# Written exercise
Pick out every line holding the string "screenshot" and copy it.

# Records for this task

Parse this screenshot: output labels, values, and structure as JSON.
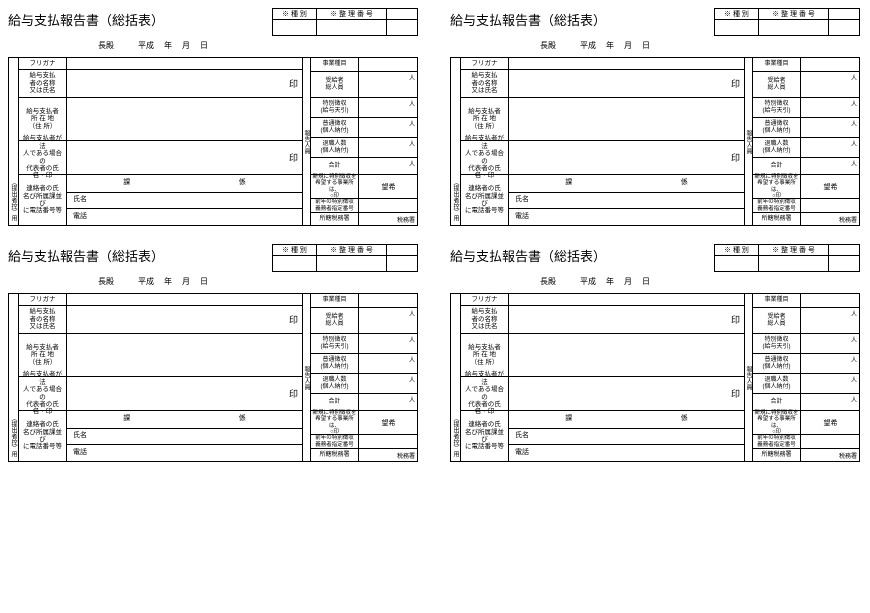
{
  "title": "給与支払報告書（総括表）",
  "header": {
    "col1": "※ 種 別",
    "col2": "※ 整 理 番 号",
    "col1_w": 44,
    "col2_w": 70,
    "col3_w": 30
  },
  "sub": {
    "mayor": "長殿",
    "era": "平成",
    "y": "年",
    "m": "月",
    "d": "日"
  },
  "left": {
    "r1": "フリガナ",
    "r2": "給与支払\n者の名称\n又は氏名",
    "r3": "給与支払者\n所 在 地\n（住 所）",
    "r4": "給与支払者が法\n人である場合の\n代表者の氏名・印",
    "r5": "連絡者の氏\n名び所属課並び\nに電話番号等"
  },
  "mid": {
    "seal": "印",
    "ka": "課",
    "kakari": "係",
    "name": "氏名",
    "tel": "電話"
  },
  "strip2": "報告人員",
  "right": {
    "r0": "事業種目",
    "r1": "受給者\n総人員",
    "r2": "特別徴収\n(給与天引)",
    "r3": "普通徴収\n(個人納付)",
    "r4": "退職人数\n(個人納付)",
    "r5": "合計",
    "r6": "新規に特別徴収を\n希望する事業所は、\n○印",
    "r7": "前年の特別徴収\n義務者指定番号",
    "r8": "所轄税務署",
    "unit": "人",
    "circle": "希\n望",
    "office": "税務署"
  },
  "side": "（提出者控）用",
  "heights": {
    "h_r1": 12,
    "h_r2": 28,
    "h_r3": 43,
    "h_r4": 34,
    "h_r5a": 18,
    "h_r5b": 16,
    "h_r5c": 16,
    "rh0": 14,
    "rh1": 26,
    "rh2": 20,
    "rh3": 20,
    "rh4": 20,
    "rh5": 17,
    "rh6": 24,
    "rh7": 14,
    "rh8": 12
  },
  "colors": {
    "line": "#000000",
    "bg": "#ffffff",
    "text": "#000000"
  }
}
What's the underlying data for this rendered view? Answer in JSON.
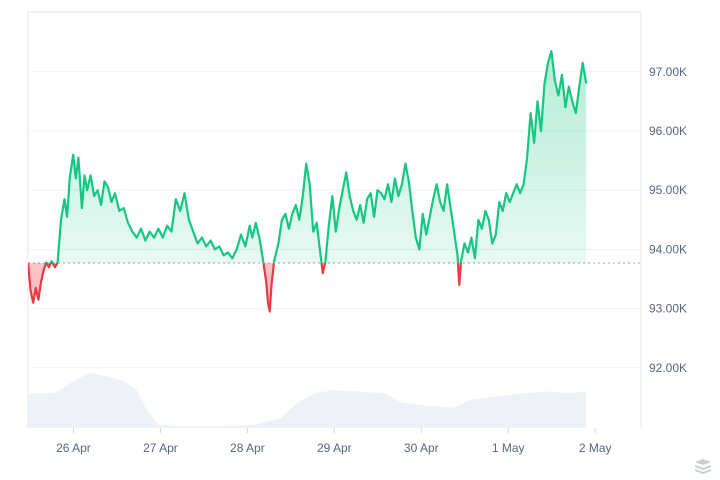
{
  "chart_data": {
    "type": "area",
    "title": "",
    "xlabel": "",
    "ylabel": "",
    "baseline": 93770,
    "ylim": [
      91100,
      97500
    ],
    "y_ticks": [
      {
        "value": 97000,
        "label": "97.00K"
      },
      {
        "value": 96000,
        "label": "96.00K"
      },
      {
        "value": 95000,
        "label": "95.00K"
      },
      {
        "value": 94000,
        "label": "94.00K"
      },
      {
        "value": 93000,
        "label": "93.00K"
      },
      {
        "value": 92000,
        "label": "92.00K"
      }
    ],
    "x_ticks": [
      {
        "value": 0.5,
        "label": "26 Apr"
      },
      {
        "value": 1.5,
        "label": "27 Apr"
      },
      {
        "value": 2.5,
        "label": "28 Apr"
      },
      {
        "value": 3.5,
        "label": "29 Apr"
      },
      {
        "value": 4.5,
        "label": "30 Apr"
      },
      {
        "value": 5.5,
        "label": "1 May"
      },
      {
        "value": 6.5,
        "label": "2 May"
      }
    ],
    "x_range": [
      0,
      7.05
    ],
    "colors": {
      "up": "#16c784",
      "down": "#ea3943",
      "up_fill": "#d9f7ea",
      "down_fill": "#fbd6d8",
      "volume": "#eef1f5",
      "grid": "#eff2f5",
      "baseline": "#9aa3ae"
    },
    "price": [
      [
        0.0,
        93780
      ],
      [
        0.03,
        93300
      ],
      [
        0.06,
        93100
      ],
      [
        0.09,
        93350
      ],
      [
        0.12,
        93150
      ],
      [
        0.15,
        93450
      ],
      [
        0.18,
        93650
      ],
      [
        0.21,
        93780
      ],
      [
        0.24,
        93700
      ],
      [
        0.27,
        93800
      ],
      [
        0.31,
        93700
      ],
      [
        0.34,
        93780
      ],
      [
        0.38,
        94500
      ],
      [
        0.42,
        94850
      ],
      [
        0.45,
        94550
      ],
      [
        0.48,
        95200
      ],
      [
        0.52,
        95600
      ],
      [
        0.55,
        95200
      ],
      [
        0.58,
        95550
      ],
      [
        0.62,
        94700
      ],
      [
        0.65,
        95250
      ],
      [
        0.68,
        95000
      ],
      [
        0.72,
        95250
      ],
      [
        0.76,
        94900
      ],
      [
        0.8,
        95000
      ],
      [
        0.84,
        94750
      ],
      [
        0.88,
        95150
      ],
      [
        0.92,
        95050
      ],
      [
        0.96,
        94800
      ],
      [
        1.0,
        94950
      ],
      [
        1.05,
        94650
      ],
      [
        1.1,
        94700
      ],
      [
        1.15,
        94450
      ],
      [
        1.2,
        94300
      ],
      [
        1.25,
        94200
      ],
      [
        1.3,
        94350
      ],
      [
        1.35,
        94150
      ],
      [
        1.4,
        94300
      ],
      [
        1.45,
        94200
      ],
      [
        1.5,
        94350
      ],
      [
        1.55,
        94200
      ],
      [
        1.6,
        94400
      ],
      [
        1.65,
        94300
      ],
      [
        1.7,
        94850
      ],
      [
        1.75,
        94650
      ],
      [
        1.8,
        94950
      ],
      [
        1.85,
        94500
      ],
      [
        1.9,
        94300
      ],
      [
        1.95,
        94100
      ],
      [
        2.0,
        94200
      ],
      [
        2.05,
        94050
      ],
      [
        2.1,
        94150
      ],
      [
        2.15,
        94000
      ],
      [
        2.2,
        94050
      ],
      [
        2.25,
        93900
      ],
      [
        2.3,
        93950
      ],
      [
        2.35,
        93850
      ],
      [
        2.4,
        94000
      ],
      [
        2.45,
        94250
      ],
      [
        2.5,
        94050
      ],
      [
        2.55,
        94400
      ],
      [
        2.58,
        94200
      ],
      [
        2.62,
        94450
      ],
      [
        2.66,
        94200
      ],
      [
        2.7,
        93850
      ],
      [
        2.74,
        93450
      ],
      [
        2.76,
        93100
      ],
      [
        2.78,
        92950
      ],
      [
        2.8,
        93400
      ],
      [
        2.83,
        93800
      ],
      [
        2.88,
        94100
      ],
      [
        2.92,
        94500
      ],
      [
        2.96,
        94600
      ],
      [
        3.0,
        94350
      ],
      [
        3.04,
        94600
      ],
      [
        3.08,
        94750
      ],
      [
        3.12,
        94500
      ],
      [
        3.16,
        94900
      ],
      [
        3.2,
        95450
      ],
      [
        3.24,
        95100
      ],
      [
        3.28,
        94300
      ],
      [
        3.32,
        94450
      ],
      [
        3.36,
        93950
      ],
      [
        3.39,
        93600
      ],
      [
        3.42,
        93800
      ],
      [
        3.46,
        94400
      ],
      [
        3.5,
        94900
      ],
      [
        3.54,
        94300
      ],
      [
        3.58,
        94700
      ],
      [
        3.62,
        95000
      ],
      [
        3.66,
        95300
      ],
      [
        3.7,
        94900
      ],
      [
        3.74,
        94650
      ],
      [
        3.78,
        94500
      ],
      [
        3.82,
        94750
      ],
      [
        3.86,
        94450
      ],
      [
        3.9,
        94850
      ],
      [
        3.94,
        94950
      ],
      [
        3.98,
        94550
      ],
      [
        4.02,
        95000
      ],
      [
        4.06,
        94950
      ],
      [
        4.1,
        94850
      ],
      [
        4.14,
        95100
      ],
      [
        4.18,
        94800
      ],
      [
        4.22,
        95200
      ],
      [
        4.26,
        94900
      ],
      [
        4.3,
        95100
      ],
      [
        4.34,
        95450
      ],
      [
        4.38,
        95150
      ],
      [
        4.42,
        94650
      ],
      [
        4.46,
        94200
      ],
      [
        4.5,
        94000
      ],
      [
        4.54,
        94600
      ],
      [
        4.58,
        94250
      ],
      [
        4.62,
        94550
      ],
      [
        4.66,
        94850
      ],
      [
        4.7,
        95100
      ],
      [
        4.74,
        94800
      ],
      [
        4.78,
        94650
      ],
      [
        4.82,
        95100
      ],
      [
        4.86,
        94700
      ],
      [
        4.9,
        94300
      ],
      [
        4.94,
        93900
      ],
      [
        4.96,
        93400
      ],
      [
        4.98,
        93800
      ],
      [
        5.02,
        94100
      ],
      [
        5.06,
        93950
      ],
      [
        5.1,
        94200
      ],
      [
        5.14,
        93850
      ],
      [
        5.18,
        94500
      ],
      [
        5.22,
        94350
      ],
      [
        5.26,
        94650
      ],
      [
        5.3,
        94500
      ],
      [
        5.34,
        94100
      ],
      [
        5.38,
        94250
      ],
      [
        5.42,
        94800
      ],
      [
        5.46,
        94650
      ],
      [
        5.5,
        94950
      ],
      [
        5.54,
        94800
      ],
      [
        5.58,
        94950
      ],
      [
        5.62,
        95100
      ],
      [
        5.66,
        94950
      ],
      [
        5.7,
        95100
      ],
      [
        5.74,
        95550
      ],
      [
        5.78,
        96300
      ],
      [
        5.82,
        95800
      ],
      [
        5.86,
        96500
      ],
      [
        5.9,
        96000
      ],
      [
        5.94,
        96800
      ],
      [
        5.98,
        97150
      ],
      [
        6.02,
        97350
      ],
      [
        6.06,
        96850
      ],
      [
        6.1,
        96600
      ],
      [
        6.14,
        96950
      ],
      [
        6.18,
        96400
      ],
      [
        6.22,
        96750
      ],
      [
        6.26,
        96500
      ],
      [
        6.3,
        96300
      ],
      [
        6.34,
        96750
      ],
      [
        6.38,
        97150
      ],
      [
        6.42,
        96800
      ]
    ],
    "volume": [
      [
        0.0,
        0.55
      ],
      [
        0.3,
        0.55
      ],
      [
        0.5,
        0.72
      ],
      [
        0.7,
        0.88
      ],
      [
        0.9,
        0.82
      ],
      [
        1.1,
        0.75
      ],
      [
        1.25,
        0.6
      ],
      [
        1.35,
        0.32
      ],
      [
        1.5,
        0.05
      ],
      [
        1.8,
        0.03
      ],
      [
        2.2,
        0.03
      ],
      [
        2.6,
        0.05
      ],
      [
        2.9,
        0.15
      ],
      [
        3.1,
        0.4
      ],
      [
        3.3,
        0.55
      ],
      [
        3.5,
        0.6
      ],
      [
        3.8,
        0.58
      ],
      [
        4.1,
        0.55
      ],
      [
        4.3,
        0.4
      ],
      [
        4.6,
        0.35
      ],
      [
        4.9,
        0.32
      ],
      [
        5.1,
        0.45
      ],
      [
        5.4,
        0.5
      ],
      [
        5.7,
        0.55
      ],
      [
        6.0,
        0.58
      ],
      [
        6.2,
        0.55
      ],
      [
        6.42,
        0.58
      ]
    ]
  }
}
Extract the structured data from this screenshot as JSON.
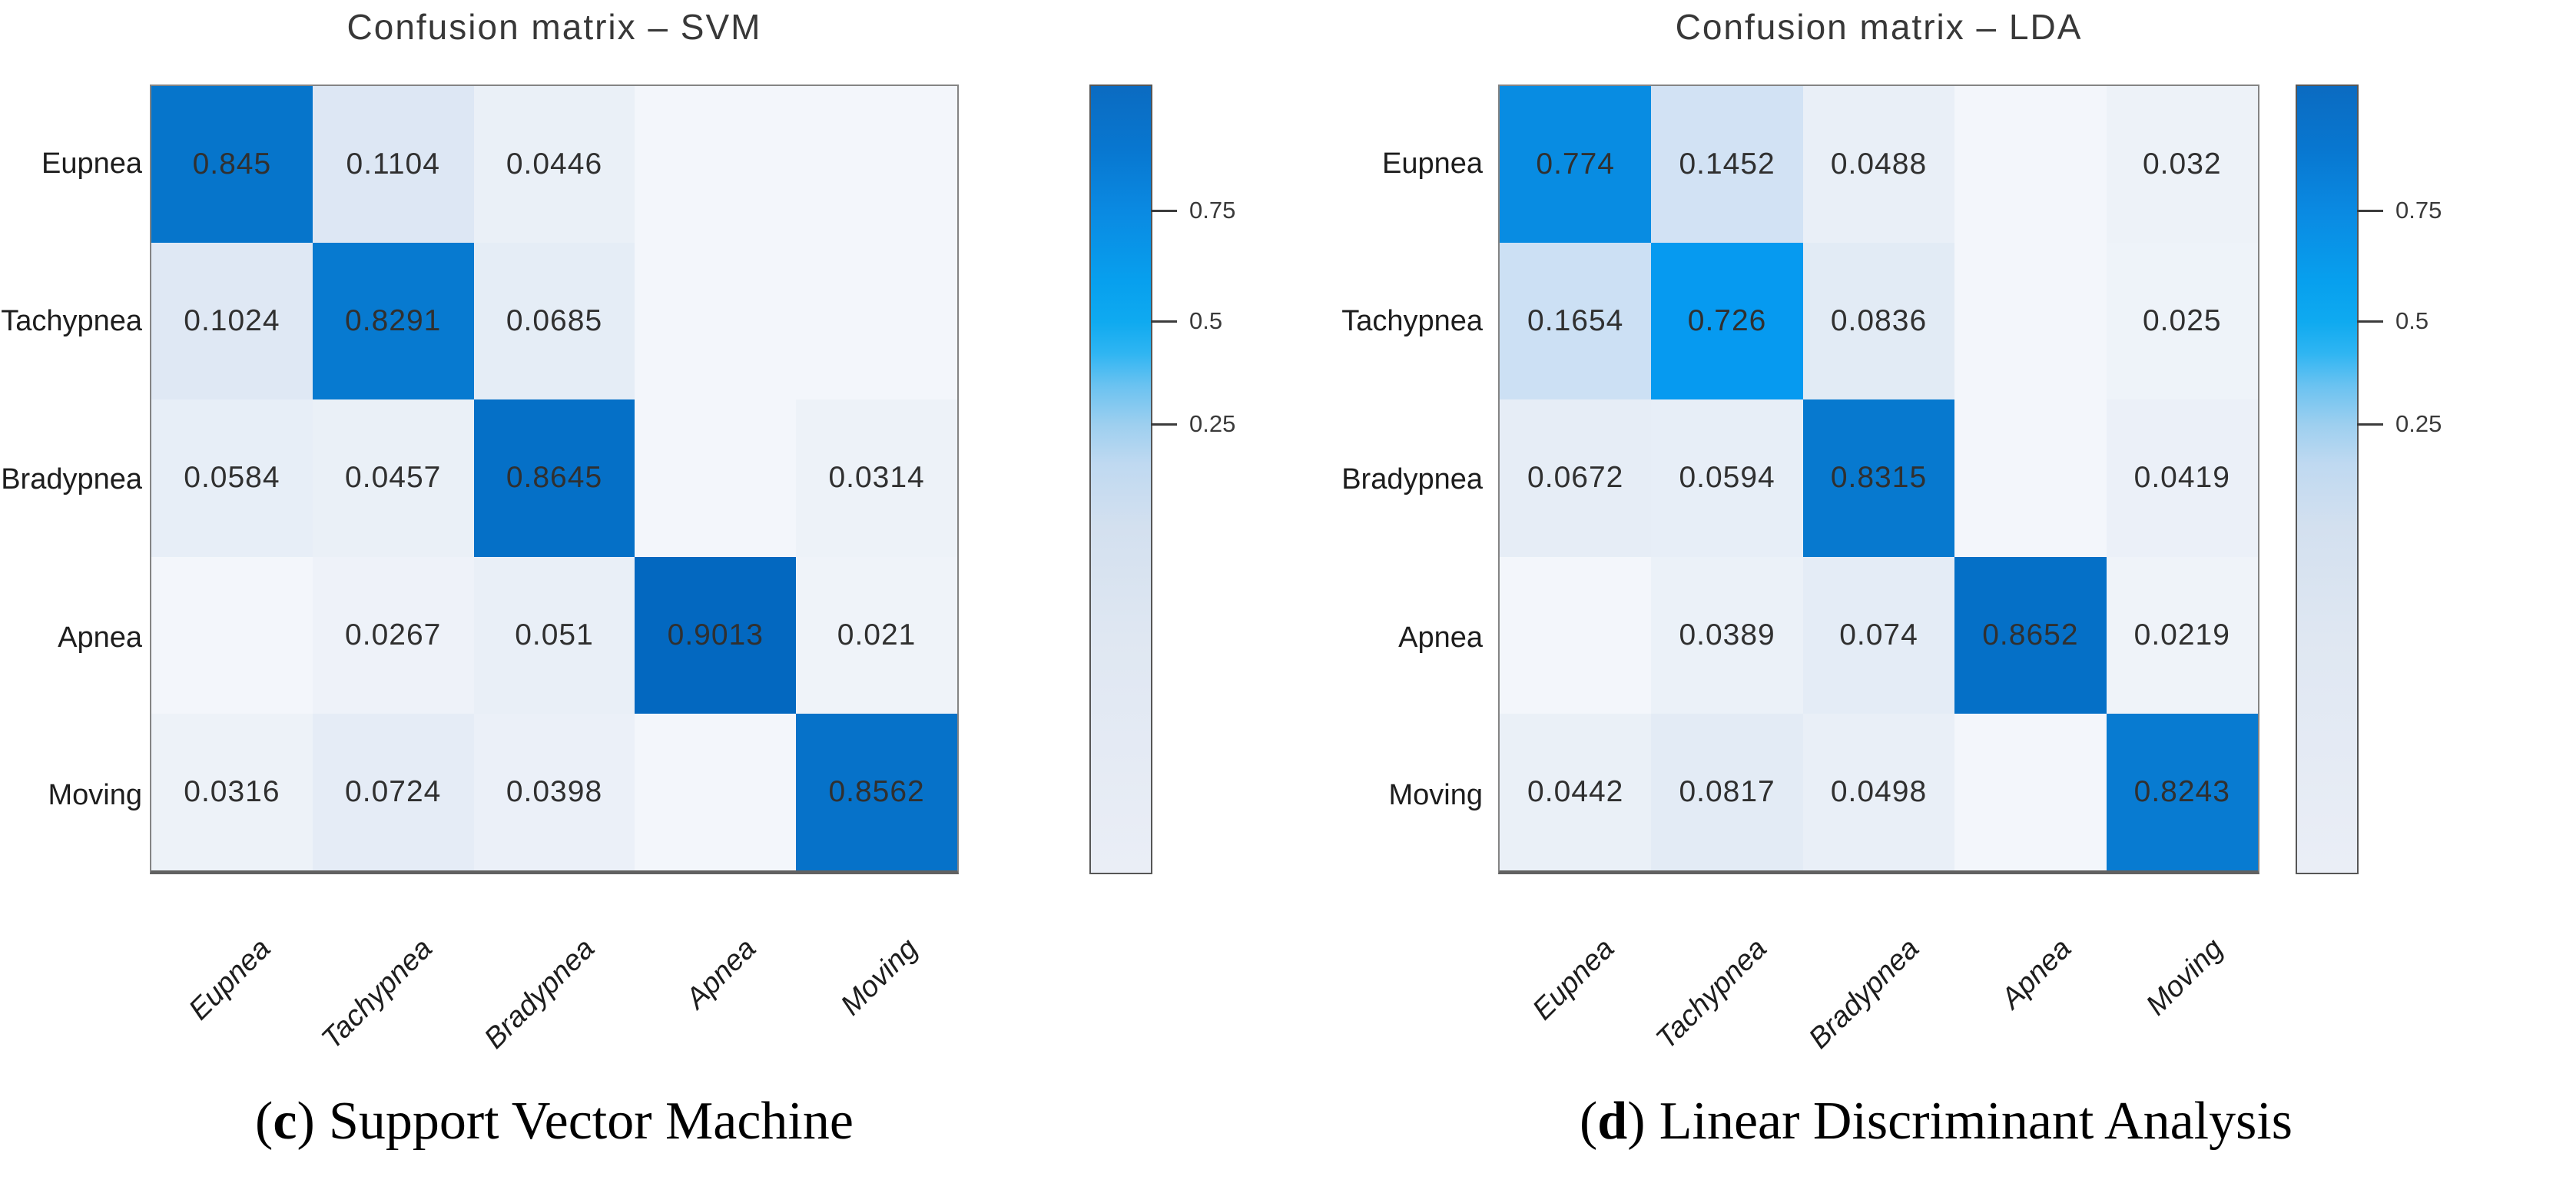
{
  "chart_data": [
    {
      "type": "heatmap",
      "title": "Confusion matrix – SVM",
      "caption": {
        "open": "(",
        "letter": "c",
        "close": ")",
        "text": "Support Vector Machine"
      },
      "x_axis_labels": [
        "Eupnea",
        "Tachypnea",
        "Bradypnea",
        "Apnea",
        "Moving"
      ],
      "y_axis_labels": [
        "Eupnea",
        "Tachypnea",
        "Bradypnea",
        "Apnea",
        "Moving"
      ],
      "values": [
        [
          0.845,
          0.1104,
          0.0446,
          null,
          null
        ],
        [
          0.1024,
          0.8291,
          0.0685,
          null,
          null
        ],
        [
          0.0584,
          0.0457,
          0.8645,
          null,
          0.0314
        ],
        [
          null,
          0.0267,
          0.051,
          0.9013,
          0.021
        ],
        [
          0.0316,
          0.0724,
          0.0398,
          null,
          0.8562
        ]
      ],
      "colorbar": {
        "tick_labels": [
          "0.75",
          "0.5",
          "0.25"
        ],
        "tick_values": [
          0.75,
          0.5,
          0.25
        ]
      },
      "value_range": [
        0,
        0.9013
      ],
      "grid": false,
      "legend_position": "right"
    },
    {
      "type": "heatmap",
      "title": "Confusion matrix – LDA",
      "caption": {
        "open": "(",
        "letter": "d",
        "close": ")",
        "text": "Linear Discriminant Analysis"
      },
      "x_axis_labels": [
        "Eupnea",
        "Tachypnea",
        "Bradypnea",
        "Apnea",
        "Moving"
      ],
      "y_axis_labels": [
        "Eupnea",
        "Tachypnea",
        "Bradypnea",
        "Apnea",
        "Moving"
      ],
      "values": [
        [
          0.774,
          0.1452,
          0.0488,
          null,
          0.032
        ],
        [
          0.1654,
          0.726,
          0.0836,
          null,
          0.025
        ],
        [
          0.0672,
          0.0594,
          0.8315,
          null,
          0.0419
        ],
        [
          null,
          0.0389,
          0.074,
          0.8652,
          0.0219
        ],
        [
          0.0442,
          0.0817,
          0.0498,
          null,
          0.8243
        ]
      ],
      "colorbar": {
        "tick_labels": [
          "0.75",
          "0.5",
          "0.25"
        ],
        "tick_values": [
          0.75,
          0.5,
          0.25
        ]
      },
      "value_range": [
        0,
        0.8652
      ],
      "grid": false,
      "legend_position": "right"
    }
  ],
  "colors": {
    "cell_text": "#303030",
    "title_text": "#383838",
    "axis_label_text": "#1d1d1d",
    "matrix_border": "#848484",
    "colorbar_border": "#565656",
    "colormap_stops": [
      [
        0.0,
        "#f3f6fb"
      ],
      [
        0.05,
        "#e9eff7"
      ],
      [
        0.11,
        "#dde7f4"
      ],
      [
        0.17,
        "#cbdff4"
      ],
      [
        0.3,
        "#a0d0f2"
      ],
      [
        0.45,
        "#50bcf2"
      ],
      [
        0.55,
        "#14aaf2"
      ],
      [
        0.7,
        "#04a0f6"
      ],
      [
        0.75,
        "#0894eb"
      ],
      [
        0.8,
        "#0983d8"
      ],
      [
        0.85,
        "#0673ca"
      ],
      [
        0.91,
        "#0366be"
      ]
    ]
  }
}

# Written solution
Parse this screenshot: output labels, values, and structure as JSON.
Extract the structured data from this screenshot as JSON.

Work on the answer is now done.